(Text to read):
+ + + + + + +

A Large Patinated Bronze Sculpture of Emperor Napoleon on Horseback
A Large Patinated Bronze Sculpture of Emperor Napoleon on Horseback, Cast by Susse Frères, Paris, From the Model By Alfred Émilien O'Hara, Comte de Nieuwerkerke...
ابعادHeight: 98 cm (39 in)
Width: 90 cm (36 in)
Depth: 33 cm (13 in)
A Large Patinated Bronze Sculpture of Emperor Napoleon on Horseback, Cast by Susse Frères, Paris, From the Model By Alfred Émilien O’Hara, Comte de Nieuwerkerke (1811-1892).
Dark brown patinated bronze.
Depicting the Emperor Napoleon on horseback in military attire with distinctive frock coat and famous bicorne hat, one hand holding the horses reigns the other symbolically resting on his heart, the saddle cloth richly emblazoned with the imperial cypher.
Signed to the cast, “Nieuwerkerke 1850”, with “Susse Edit” for the Susse Frères foundry. Stamped ‘SUSSE FRES’ above a leaf mark alongside an indistinct pressed oval mark.
This large bronze equestrian group of the Emperor Napoleon astride his famous mount Morengo is a reduction of the monumental statue by the Comte de Nieuwerkerke (1811-1892) commissioned for the town of Lyon in 1850. One of the most iconic representations of Napoleon, it successfully captured the essence of the legendary leader, embodying his indomitable spirit and military prowess. The monumental version stood at nearly four and half meters high. Cast by MM. Eck and Durand it was inaugurated in the sculptor’s presence by the Louis-Napoléon Bonaparte (Napoleon III) on 20 September 1852 on the largest square on the Perrache peninsula (now place Carnot) in Lyon.
Writing in the ‘Revue Des Beaux Art’s in 1852 the critic A. Galimard (1813-1880) devoted two pages in praise of the sculptural group noting:
‘On s’occupe beaucoup dans le monde des arts de la statue équestre de l’empereur Napoléon , commandée à M. le comte de Nieuwerkerke par la ville de Lyon. La noblesse du sujet et la célébrité de l’artiste auquel cette difficile tache a éçé confiée , devait, ajuste titre , exciter la curiosité et les sympathies publiques.’
Praising Nieuwerkerke’s meticulous rendering of the subject and its composition, Galimard noted how some modern sculptors in an equivocal way had been known to sacrifice the man for the depiction of the horse. However, Nieuwerkerke’s sculpture subordinated the horse to the Emperor in such a way as to preserve the artistic truth and beauty for both horse and rider.

+ + + + + + +

(Exercise): Give every measurement of the piece stated in the sculpture listing, with its figure in both units. You can work from the sculpture listing alone; the rows are not needed.

+ + + + + + +

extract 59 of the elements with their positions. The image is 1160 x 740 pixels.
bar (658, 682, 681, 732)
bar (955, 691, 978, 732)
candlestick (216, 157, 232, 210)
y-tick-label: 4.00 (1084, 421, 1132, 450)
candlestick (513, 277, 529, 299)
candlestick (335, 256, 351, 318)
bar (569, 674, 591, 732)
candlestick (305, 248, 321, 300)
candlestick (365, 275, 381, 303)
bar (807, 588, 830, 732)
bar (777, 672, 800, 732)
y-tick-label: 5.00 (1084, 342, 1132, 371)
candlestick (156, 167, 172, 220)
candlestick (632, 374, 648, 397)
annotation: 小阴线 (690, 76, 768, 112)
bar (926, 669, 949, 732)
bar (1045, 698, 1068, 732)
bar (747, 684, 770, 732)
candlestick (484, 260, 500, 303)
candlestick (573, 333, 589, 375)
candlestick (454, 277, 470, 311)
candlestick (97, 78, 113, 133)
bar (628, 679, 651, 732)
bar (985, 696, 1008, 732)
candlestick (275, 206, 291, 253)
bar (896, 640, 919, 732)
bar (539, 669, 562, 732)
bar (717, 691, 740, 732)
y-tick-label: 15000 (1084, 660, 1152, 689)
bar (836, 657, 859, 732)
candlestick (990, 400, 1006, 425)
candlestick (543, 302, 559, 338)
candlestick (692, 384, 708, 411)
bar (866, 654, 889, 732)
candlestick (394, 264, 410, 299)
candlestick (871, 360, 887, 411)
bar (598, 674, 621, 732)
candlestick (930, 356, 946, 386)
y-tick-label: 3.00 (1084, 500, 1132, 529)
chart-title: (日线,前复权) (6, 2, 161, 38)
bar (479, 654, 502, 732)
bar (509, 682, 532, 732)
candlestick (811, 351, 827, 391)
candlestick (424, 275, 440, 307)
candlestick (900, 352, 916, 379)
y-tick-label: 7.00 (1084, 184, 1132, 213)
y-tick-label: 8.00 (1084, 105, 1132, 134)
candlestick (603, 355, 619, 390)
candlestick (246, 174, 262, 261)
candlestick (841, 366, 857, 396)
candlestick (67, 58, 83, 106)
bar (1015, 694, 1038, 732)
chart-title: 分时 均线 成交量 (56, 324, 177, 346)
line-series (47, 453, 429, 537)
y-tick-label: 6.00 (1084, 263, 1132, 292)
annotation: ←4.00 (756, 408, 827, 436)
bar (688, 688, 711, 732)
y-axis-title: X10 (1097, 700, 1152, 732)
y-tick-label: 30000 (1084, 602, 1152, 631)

+ + + + + + +

(Written response):
Height: 98 cm (39 in)
Width: 90 cm (36 in)
Depth: 33 cm (13 in)